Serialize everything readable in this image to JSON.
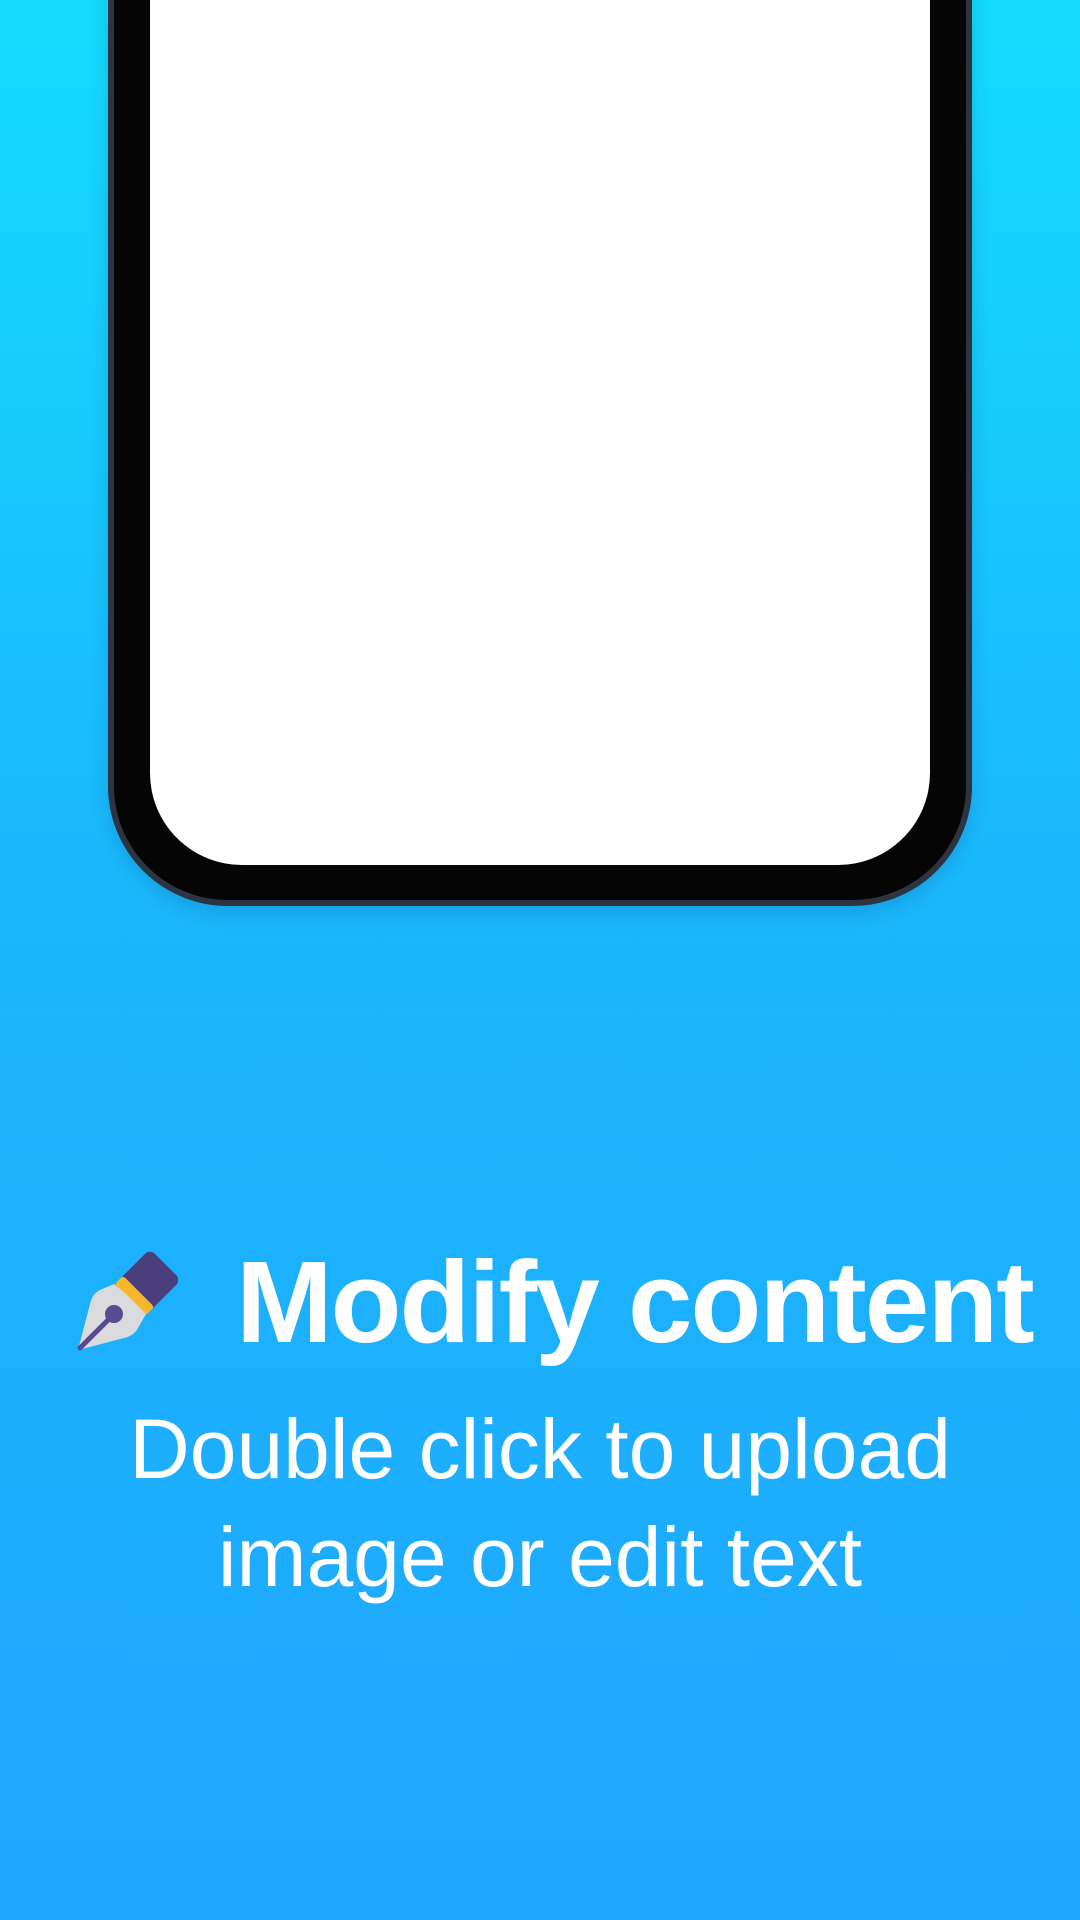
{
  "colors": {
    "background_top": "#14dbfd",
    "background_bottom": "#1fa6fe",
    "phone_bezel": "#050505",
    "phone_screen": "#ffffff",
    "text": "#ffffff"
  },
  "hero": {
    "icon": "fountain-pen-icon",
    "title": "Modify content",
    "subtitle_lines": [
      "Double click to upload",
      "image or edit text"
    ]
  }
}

**REQUEST**
Can you retype every record above exactly, leaving out the pictures?

**WRITTEN RESPONSE**
Serialize everything readable in this image to JSON.
{
  "colors": {
    "background_top": "#14dbfd",
    "background_bottom": "#1fa6fe",
    "phone_bezel": "#050505",
    "phone_screen": "#ffffff",
    "text": "#ffffff"
  },
  "hero": {
    "icon": "fountain-pen-icon",
    "title": "Modify content",
    "subtitle_lines": [
      "Double click to upload",
      "image or edit text"
    ]
  }
}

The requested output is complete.